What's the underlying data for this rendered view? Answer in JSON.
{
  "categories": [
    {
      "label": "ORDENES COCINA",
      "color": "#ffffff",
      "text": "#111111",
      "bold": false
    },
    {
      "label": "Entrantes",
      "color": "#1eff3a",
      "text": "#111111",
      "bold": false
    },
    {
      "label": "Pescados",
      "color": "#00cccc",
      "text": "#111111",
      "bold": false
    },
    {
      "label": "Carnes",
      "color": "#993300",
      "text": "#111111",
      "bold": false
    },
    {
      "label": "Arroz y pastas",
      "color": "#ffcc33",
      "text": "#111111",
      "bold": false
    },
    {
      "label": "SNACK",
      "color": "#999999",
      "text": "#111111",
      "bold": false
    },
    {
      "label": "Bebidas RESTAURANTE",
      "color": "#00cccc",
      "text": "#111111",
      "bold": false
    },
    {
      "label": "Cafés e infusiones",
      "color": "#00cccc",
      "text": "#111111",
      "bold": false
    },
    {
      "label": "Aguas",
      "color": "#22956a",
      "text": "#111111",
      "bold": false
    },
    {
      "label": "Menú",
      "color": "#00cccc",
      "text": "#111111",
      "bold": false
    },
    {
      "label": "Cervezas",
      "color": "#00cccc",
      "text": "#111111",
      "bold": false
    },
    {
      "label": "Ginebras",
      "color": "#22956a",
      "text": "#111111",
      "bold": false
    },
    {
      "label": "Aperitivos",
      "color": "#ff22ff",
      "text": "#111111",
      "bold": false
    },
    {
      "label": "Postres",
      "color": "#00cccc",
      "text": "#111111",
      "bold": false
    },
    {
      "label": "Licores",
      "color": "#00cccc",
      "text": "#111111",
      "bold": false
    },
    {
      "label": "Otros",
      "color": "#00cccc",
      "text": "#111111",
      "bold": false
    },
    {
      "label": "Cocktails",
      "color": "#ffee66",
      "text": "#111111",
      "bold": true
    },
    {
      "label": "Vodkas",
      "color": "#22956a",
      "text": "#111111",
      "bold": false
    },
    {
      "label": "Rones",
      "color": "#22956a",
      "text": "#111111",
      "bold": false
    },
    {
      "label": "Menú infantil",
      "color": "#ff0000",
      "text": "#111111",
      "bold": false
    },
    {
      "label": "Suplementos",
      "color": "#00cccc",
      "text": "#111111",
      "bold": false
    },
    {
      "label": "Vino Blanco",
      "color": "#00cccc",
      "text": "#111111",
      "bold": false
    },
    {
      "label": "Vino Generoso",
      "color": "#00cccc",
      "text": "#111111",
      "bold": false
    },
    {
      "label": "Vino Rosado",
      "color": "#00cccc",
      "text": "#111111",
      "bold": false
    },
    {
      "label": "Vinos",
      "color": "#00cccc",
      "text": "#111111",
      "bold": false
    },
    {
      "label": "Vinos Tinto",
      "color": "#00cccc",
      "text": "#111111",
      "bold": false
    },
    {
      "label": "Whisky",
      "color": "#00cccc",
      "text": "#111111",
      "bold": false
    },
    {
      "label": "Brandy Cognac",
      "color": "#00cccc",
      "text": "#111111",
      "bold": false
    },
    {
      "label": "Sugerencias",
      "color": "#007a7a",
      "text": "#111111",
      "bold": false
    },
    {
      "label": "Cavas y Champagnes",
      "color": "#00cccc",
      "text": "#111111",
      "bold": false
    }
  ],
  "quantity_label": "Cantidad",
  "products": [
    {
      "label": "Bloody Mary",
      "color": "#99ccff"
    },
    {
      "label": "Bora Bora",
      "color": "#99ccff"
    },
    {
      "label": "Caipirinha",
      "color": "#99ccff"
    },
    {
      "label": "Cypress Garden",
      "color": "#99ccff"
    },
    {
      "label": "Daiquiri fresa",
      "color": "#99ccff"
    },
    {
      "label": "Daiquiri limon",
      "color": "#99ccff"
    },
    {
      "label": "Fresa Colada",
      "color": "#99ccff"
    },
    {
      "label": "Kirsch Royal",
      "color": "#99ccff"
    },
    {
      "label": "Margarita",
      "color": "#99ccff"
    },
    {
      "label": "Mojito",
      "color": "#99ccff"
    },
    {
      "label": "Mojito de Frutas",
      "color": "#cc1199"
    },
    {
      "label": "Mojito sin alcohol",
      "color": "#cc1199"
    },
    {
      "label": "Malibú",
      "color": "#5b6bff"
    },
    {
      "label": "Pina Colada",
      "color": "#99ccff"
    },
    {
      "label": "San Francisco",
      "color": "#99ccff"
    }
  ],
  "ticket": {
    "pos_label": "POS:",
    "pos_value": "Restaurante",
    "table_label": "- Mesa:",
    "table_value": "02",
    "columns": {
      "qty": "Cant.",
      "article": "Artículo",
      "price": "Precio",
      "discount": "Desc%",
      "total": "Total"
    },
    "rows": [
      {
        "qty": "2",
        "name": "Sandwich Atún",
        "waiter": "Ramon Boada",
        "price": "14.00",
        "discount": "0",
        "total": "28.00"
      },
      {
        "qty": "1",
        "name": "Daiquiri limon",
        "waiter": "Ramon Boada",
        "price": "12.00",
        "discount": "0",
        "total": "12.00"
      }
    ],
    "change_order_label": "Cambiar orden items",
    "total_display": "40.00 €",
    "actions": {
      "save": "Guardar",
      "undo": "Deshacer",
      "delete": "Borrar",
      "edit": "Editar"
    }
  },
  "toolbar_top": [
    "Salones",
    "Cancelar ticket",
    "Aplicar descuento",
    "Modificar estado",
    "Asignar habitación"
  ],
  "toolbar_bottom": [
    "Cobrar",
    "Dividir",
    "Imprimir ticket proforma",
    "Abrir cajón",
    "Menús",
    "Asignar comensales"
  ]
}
--
§ **Directions**
Repeat all the entries word for word.

§ **Written reply**
What's the underlying data for this rendered view? Answer in JSON.
{
  "categories": [
    {
      "label": "ORDENES COCINA",
      "color": "#ffffff",
      "text": "#111111",
      "bold": false
    },
    {
      "label": "Entrantes",
      "color": "#1eff3a",
      "text": "#111111",
      "bold": false
    },
    {
      "label": "Pescados",
      "color": "#00cccc",
      "text": "#111111",
      "bold": false
    },
    {
      "label": "Carnes",
      "color": "#993300",
      "text": "#111111",
      "bold": false
    },
    {
      "label": "Arroz y pastas",
      "color": "#ffcc33",
      "text": "#111111",
      "bold": false
    },
    {
      "label": "SNACK",
      "color": "#999999",
      "text": "#111111",
      "bold": false
    },
    {
      "label": "Bebidas RESTAURANTE",
      "color": "#00cccc",
      "text": "#111111",
      "bold": false
    },
    {
      "label": "Cafés e infusiones",
      "color": "#00cccc",
      "text": "#111111",
      "bold": false
    },
    {
      "label": "Aguas",
      "color": "#22956a",
      "text": "#111111",
      "bold": false
    },
    {
      "label": "Menú",
      "color": "#00cccc",
      "text": "#111111",
      "bold": false
    },
    {
      "label": "Cervezas",
      "color": "#00cccc",
      "text": "#111111",
      "bold": false
    },
    {
      "label": "Ginebras",
      "color": "#22956a",
      "text": "#111111",
      "bold": false
    },
    {
      "label": "Aperitivos",
      "color": "#ff22ff",
      "text": "#111111",
      "bold": false
    },
    {
      "label": "Postres",
      "color": "#00cccc",
      "text": "#111111",
      "bold": false
    },
    {
      "label": "Licores",
      "color": "#00cccc",
      "text": "#111111",
      "bold": false
    },
    {
      "label": "Otros",
      "color": "#00cccc",
      "text": "#111111",
      "bold": false
    },
    {
      "label": "Cocktails",
      "color": "#ffee66",
      "text": "#111111",
      "bold": true
    },
    {
      "label": "Vodkas",
      "color": "#22956a",
      "text": "#111111",
      "bold": false
    },
    {
      "label": "Rones",
      "color": "#22956a",
      "text": "#111111",
      "bold": false
    },
    {
      "label": "Menú infantil",
      "color": "#ff0000",
      "text": "#111111",
      "bold": false
    },
    {
      "label": "Suplementos",
      "color": "#00cccc",
      "text": "#111111",
      "bold": false
    },
    {
      "label": "Vino Blanco",
      "color": "#00cccc",
      "text": "#111111",
      "bold": false
    },
    {
      "label": "Vino Generoso",
      "color": "#00cccc",
      "text": "#111111",
      "bold": false
    },
    {
      "label": "Vino Rosado",
      "color": "#00cccc",
      "text": "#111111",
      "bold": false
    },
    {
      "label": "Vinos",
      "color": "#00cccc",
      "text": "#111111",
      "bold": false
    },
    {
      "label": "Vinos Tinto",
      "color": "#00cccc",
      "text": "#111111",
      "bold": false
    },
    {
      "label": "Whisky",
      "color": "#00cccc",
      "text": "#111111",
      "bold": false
    },
    {
      "label": "Brandy Cognac",
      "color": "#00cccc",
      "text": "#111111",
      "bold": false
    },
    {
      "label": "Sugerencias",
      "color": "#007a7a",
      "text": "#111111",
      "bold": false
    },
    {
      "label": "Cavas y Champagnes",
      "color": "#00cccc",
      "text": "#111111",
      "bold": false
    }
  ],
  "quantity_label": "Cantidad",
  "products": [
    {
      "label": "Bloody Mary",
      "color": "#99ccff"
    },
    {
      "label": "Bora Bora",
      "color": "#99ccff"
    },
    {
      "label": "Caipirinha",
      "color": "#99ccff"
    },
    {
      "label": "Cypress Garden",
      "color": "#99ccff"
    },
    {
      "label": "Daiquiri fresa",
      "color": "#99ccff"
    },
    {
      "label": "Daiquiri limon",
      "color": "#99ccff"
    },
    {
      "label": "Fresa Colada",
      "color": "#99ccff"
    },
    {
      "label": "Kirsch Royal",
      "color": "#99ccff"
    },
    {
      "label": "Margarita",
      "color": "#99ccff"
    },
    {
      "label": "Mojito",
      "color": "#99ccff"
    },
    {
      "label": "Mojito de Frutas",
      "color": "#cc1199"
    },
    {
      "label": "Mojito sin alcohol",
      "color": "#cc1199"
    },
    {
      "label": "Malibú",
      "color": "#5b6bff"
    },
    {
      "label": "Pina Colada",
      "color": "#99ccff"
    },
    {
      "label": "San Francisco",
      "color": "#99ccff"
    }
  ],
  "ticket": {
    "pos_label": "POS:",
    "pos_value": "Restaurante",
    "table_label": "- Mesa:",
    "table_value": "02",
    "columns": {
      "qty": "Cant.",
      "article": "Artículo",
      "price": "Precio",
      "discount": "Desc%",
      "total": "Total"
    },
    "rows": [
      {
        "qty": "2",
        "name": "Sandwich Atún",
        "waiter": "Ramon Boada",
        "price": "14.00",
        "discount": "0",
        "total": "28.00"
      },
      {
        "qty": "1",
        "name": "Daiquiri limon",
        "waiter": "Ramon Boada",
        "price": "12.00",
        "discount": "0",
        "total": "12.00"
      }
    ],
    "change_order_label": "Cambiar orden items",
    "total_display": "40.00 €",
    "actions": {
      "save": "Guardar",
      "undo": "Deshacer",
      "delete": "Borrar",
      "edit": "Editar"
    }
  },
  "toolbar_top": [
    "Salones",
    "Cancelar ticket",
    "Aplicar descuento",
    "Modificar estado",
    "Asignar habitación"
  ],
  "toolbar_bottom": [
    "Cobrar",
    "Dividir",
    "Imprimir ticket proforma",
    "Abrir cajón",
    "Menús",
    "Asignar comensales"
  ]
}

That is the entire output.